## Directions for this task:
Set down the material once more, exactly as it appears.
BEGIN Available records
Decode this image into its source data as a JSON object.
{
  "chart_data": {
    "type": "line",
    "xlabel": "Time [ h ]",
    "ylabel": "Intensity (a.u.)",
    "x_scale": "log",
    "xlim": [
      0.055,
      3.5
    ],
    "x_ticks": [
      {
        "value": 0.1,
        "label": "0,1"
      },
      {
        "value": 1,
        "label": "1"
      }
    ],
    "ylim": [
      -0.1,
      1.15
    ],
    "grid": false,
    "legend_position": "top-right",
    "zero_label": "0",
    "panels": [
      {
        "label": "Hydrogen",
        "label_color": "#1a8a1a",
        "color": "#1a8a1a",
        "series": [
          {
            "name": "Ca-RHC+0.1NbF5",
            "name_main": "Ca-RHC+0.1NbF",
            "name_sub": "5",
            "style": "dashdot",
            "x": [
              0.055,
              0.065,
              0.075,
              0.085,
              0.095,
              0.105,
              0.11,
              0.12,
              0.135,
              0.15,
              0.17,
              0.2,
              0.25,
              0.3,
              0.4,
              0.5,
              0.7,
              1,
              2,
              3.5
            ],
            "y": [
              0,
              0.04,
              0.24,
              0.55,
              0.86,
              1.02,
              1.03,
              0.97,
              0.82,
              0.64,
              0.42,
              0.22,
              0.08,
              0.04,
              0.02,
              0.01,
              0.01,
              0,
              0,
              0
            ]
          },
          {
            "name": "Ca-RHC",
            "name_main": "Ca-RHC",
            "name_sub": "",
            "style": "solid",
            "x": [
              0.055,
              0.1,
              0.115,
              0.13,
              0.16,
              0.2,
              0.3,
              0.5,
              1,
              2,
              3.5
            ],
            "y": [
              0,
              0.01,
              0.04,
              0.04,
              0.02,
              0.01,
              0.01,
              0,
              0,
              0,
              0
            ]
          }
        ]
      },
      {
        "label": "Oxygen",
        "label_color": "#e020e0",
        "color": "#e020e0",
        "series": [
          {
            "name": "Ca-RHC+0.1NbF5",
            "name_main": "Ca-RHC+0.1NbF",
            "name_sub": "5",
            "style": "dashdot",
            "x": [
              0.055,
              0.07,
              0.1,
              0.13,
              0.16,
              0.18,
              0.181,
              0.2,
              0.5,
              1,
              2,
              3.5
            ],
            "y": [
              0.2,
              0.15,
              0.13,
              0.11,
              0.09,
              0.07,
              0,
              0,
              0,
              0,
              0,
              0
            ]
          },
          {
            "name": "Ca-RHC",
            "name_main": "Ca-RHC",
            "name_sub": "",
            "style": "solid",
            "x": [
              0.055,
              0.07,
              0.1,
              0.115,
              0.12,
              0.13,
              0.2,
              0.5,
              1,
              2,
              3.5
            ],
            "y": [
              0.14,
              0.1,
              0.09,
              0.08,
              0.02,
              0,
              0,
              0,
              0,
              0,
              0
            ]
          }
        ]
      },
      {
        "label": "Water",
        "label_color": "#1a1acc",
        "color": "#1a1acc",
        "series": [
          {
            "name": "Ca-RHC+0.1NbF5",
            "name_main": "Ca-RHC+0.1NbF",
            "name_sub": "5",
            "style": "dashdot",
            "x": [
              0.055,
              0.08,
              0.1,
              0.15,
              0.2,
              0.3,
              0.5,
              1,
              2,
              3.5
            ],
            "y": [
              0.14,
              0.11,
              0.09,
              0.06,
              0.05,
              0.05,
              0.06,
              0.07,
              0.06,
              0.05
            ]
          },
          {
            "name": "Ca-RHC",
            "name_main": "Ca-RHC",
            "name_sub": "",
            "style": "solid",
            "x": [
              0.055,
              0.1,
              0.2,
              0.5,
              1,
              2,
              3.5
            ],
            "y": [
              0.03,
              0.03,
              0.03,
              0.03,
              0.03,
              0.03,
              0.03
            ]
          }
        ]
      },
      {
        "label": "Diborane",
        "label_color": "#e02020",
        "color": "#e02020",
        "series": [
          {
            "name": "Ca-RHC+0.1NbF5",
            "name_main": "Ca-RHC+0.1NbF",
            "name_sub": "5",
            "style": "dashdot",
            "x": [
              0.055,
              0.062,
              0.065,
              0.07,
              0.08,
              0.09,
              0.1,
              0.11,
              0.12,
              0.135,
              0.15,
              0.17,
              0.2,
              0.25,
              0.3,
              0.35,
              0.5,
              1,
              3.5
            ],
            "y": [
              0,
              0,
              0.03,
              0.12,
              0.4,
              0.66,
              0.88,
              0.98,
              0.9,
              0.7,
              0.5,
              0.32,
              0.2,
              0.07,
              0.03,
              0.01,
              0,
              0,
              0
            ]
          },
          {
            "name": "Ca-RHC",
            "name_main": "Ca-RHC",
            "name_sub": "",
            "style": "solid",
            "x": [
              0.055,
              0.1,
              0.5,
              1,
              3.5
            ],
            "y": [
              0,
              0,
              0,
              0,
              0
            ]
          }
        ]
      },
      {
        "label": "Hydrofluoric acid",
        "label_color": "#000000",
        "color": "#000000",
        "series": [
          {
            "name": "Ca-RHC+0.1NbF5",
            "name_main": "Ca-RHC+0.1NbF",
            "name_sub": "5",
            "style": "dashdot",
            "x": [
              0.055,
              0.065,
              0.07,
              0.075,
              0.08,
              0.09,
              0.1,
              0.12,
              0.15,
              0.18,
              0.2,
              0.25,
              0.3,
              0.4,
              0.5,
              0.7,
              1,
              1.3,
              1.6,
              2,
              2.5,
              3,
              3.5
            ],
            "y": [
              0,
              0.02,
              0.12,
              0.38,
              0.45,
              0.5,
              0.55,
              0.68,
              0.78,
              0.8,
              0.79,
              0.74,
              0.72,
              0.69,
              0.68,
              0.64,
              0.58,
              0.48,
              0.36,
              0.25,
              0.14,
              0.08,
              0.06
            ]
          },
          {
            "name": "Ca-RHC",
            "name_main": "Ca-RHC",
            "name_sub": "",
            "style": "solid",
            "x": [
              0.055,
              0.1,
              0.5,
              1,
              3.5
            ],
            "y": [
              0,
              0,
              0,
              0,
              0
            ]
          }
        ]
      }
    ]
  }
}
END Available records
## Finished answer:
Decode this image into its source data as a JSON object.
{
  "chart_data": {
    "type": "line",
    "xlabel": "Time [ h ]",
    "ylabel": "Intensity (a.u.)",
    "x_scale": "log",
    "xlim": [
      0.055,
      3.5
    ],
    "x_ticks": [
      {
        "value": 0.1,
        "label": "0,1"
      },
      {
        "value": 1,
        "label": "1"
      }
    ],
    "ylim": [
      -0.1,
      1.15
    ],
    "grid": false,
    "legend_position": "top-right",
    "zero_label": "0",
    "panels": [
      {
        "label": "Hydrogen",
        "label_color": "#1a8a1a",
        "color": "#1a8a1a",
        "series": [
          {
            "name": "Ca-RHC+0.1NbF5",
            "name_main": "Ca-RHC+0.1NbF",
            "name_sub": "5",
            "style": "dashdot",
            "x": [
              0.055,
              0.065,
              0.075,
              0.085,
              0.095,
              0.105,
              0.11,
              0.12,
              0.135,
              0.15,
              0.17,
              0.2,
              0.25,
              0.3,
              0.4,
              0.5,
              0.7,
              1,
              2,
              3.5
            ],
            "y": [
              0,
              0.04,
              0.24,
              0.55,
              0.86,
              1.02,
              1.03,
              0.97,
              0.82,
              0.64,
              0.42,
              0.22,
              0.08,
              0.04,
              0.02,
              0.01,
              0.01,
              0,
              0,
              0
            ]
          },
          {
            "name": "Ca-RHC",
            "name_main": "Ca-RHC",
            "name_sub": "",
            "style": "solid",
            "x": [
              0.055,
              0.1,
              0.115,
              0.13,
              0.16,
              0.2,
              0.3,
              0.5,
              1,
              2,
              3.5
            ],
            "y": [
              0,
              0.01,
              0.04,
              0.04,
              0.02,
              0.01,
              0.01,
              0,
              0,
              0,
              0
            ]
          }
        ]
      },
      {
        "label": "Oxygen",
        "label_color": "#e020e0",
        "color": "#e020e0",
        "series": [
          {
            "name": "Ca-RHC+0.1NbF5",
            "name_main": "Ca-RHC+0.1NbF",
            "name_sub": "5",
            "style": "dashdot",
            "x": [
              0.055,
              0.07,
              0.1,
              0.13,
              0.16,
              0.18,
              0.181,
              0.2,
              0.5,
              1,
              2,
              3.5
            ],
            "y": [
              0.2,
              0.15,
              0.13,
              0.11,
              0.09,
              0.07,
              0,
              0,
              0,
              0,
              0,
              0
            ]
          },
          {
            "name": "Ca-RHC",
            "name_main": "Ca-RHC",
            "name_sub": "",
            "style": "solid",
            "x": [
              0.055,
              0.07,
              0.1,
              0.115,
              0.12,
              0.13,
              0.2,
              0.5,
              1,
              2,
              3.5
            ],
            "y": [
              0.14,
              0.1,
              0.09,
              0.08,
              0.02,
              0,
              0,
              0,
              0,
              0,
              0
            ]
          }
        ]
      },
      {
        "label": "Water",
        "label_color": "#1a1acc",
        "color": "#1a1acc",
        "series": [
          {
            "name": "Ca-RHC+0.1NbF5",
            "name_main": "Ca-RHC+0.1NbF",
            "name_sub": "5",
            "style": "dashdot",
            "x": [
              0.055,
              0.08,
              0.1,
              0.15,
              0.2,
              0.3,
              0.5,
              1,
              2,
              3.5
            ],
            "y": [
              0.14,
              0.11,
              0.09,
              0.06,
              0.05,
              0.05,
              0.06,
              0.07,
              0.06,
              0.05
            ]
          },
          {
            "name": "Ca-RHC",
            "name_main": "Ca-RHC",
            "name_sub": "",
            "style": "solid",
            "x": [
              0.055,
              0.1,
              0.2,
              0.5,
              1,
              2,
              3.5
            ],
            "y": [
              0.03,
              0.03,
              0.03,
              0.03,
              0.03,
              0.03,
              0.03
            ]
          }
        ]
      },
      {
        "label": "Diborane",
        "label_color": "#e02020",
        "color": "#e02020",
        "series": [
          {
            "name": "Ca-RHC+0.1NbF5",
            "name_main": "Ca-RHC+0.1NbF",
            "name_sub": "5",
            "style": "dashdot",
            "x": [
              0.055,
              0.062,
              0.065,
              0.07,
              0.08,
              0.09,
              0.1,
              0.11,
              0.12,
              0.135,
              0.15,
              0.17,
              0.2,
              0.25,
              0.3,
              0.35,
              0.5,
              1,
              3.5
            ],
            "y": [
              0,
              0,
              0.03,
              0.12,
              0.4,
              0.66,
              0.88,
              0.98,
              0.9,
              0.7,
              0.5,
              0.32,
              0.2,
              0.07,
              0.03,
              0.01,
              0,
              0,
              0
            ]
          },
          {
            "name": "Ca-RHC",
            "name_main": "Ca-RHC",
            "name_sub": "",
            "style": "solid",
            "x": [
              0.055,
              0.1,
              0.5,
              1,
              3.5
            ],
            "y": [
              0,
              0,
              0,
              0,
              0
            ]
          }
        ]
      },
      {
        "label": "Hydrofluoric acid",
        "label_color": "#000000",
        "color": "#000000",
        "series": [
          {
            "name": "Ca-RHC+0.1NbF5",
            "name_main": "Ca-RHC+0.1NbF",
            "name_sub": "5",
            "style": "dashdot",
            "x": [
              0.055,
              0.065,
              0.07,
              0.075,
              0.08,
              0.09,
              0.1,
              0.12,
              0.15,
              0.18,
              0.2,
              0.25,
              0.3,
              0.4,
              0.5,
              0.7,
              1,
              1.3,
              1.6,
              2,
              2.5,
              3,
              3.5
            ],
            "y": [
              0,
              0.02,
              0.12,
              0.38,
              0.45,
              0.5,
              0.55,
              0.68,
              0.78,
              0.8,
              0.79,
              0.74,
              0.72,
              0.69,
              0.68,
              0.64,
              0.58,
              0.48,
              0.36,
              0.25,
              0.14,
              0.08,
              0.06
            ]
          },
          {
            "name": "Ca-RHC",
            "name_main": "Ca-RHC",
            "name_sub": "",
            "style": "solid",
            "x": [
              0.055,
              0.1,
              0.5,
              1,
              3.5
            ],
            "y": [
              0,
              0,
              0,
              0,
              0
            ]
          }
        ]
      }
    ]
  }
}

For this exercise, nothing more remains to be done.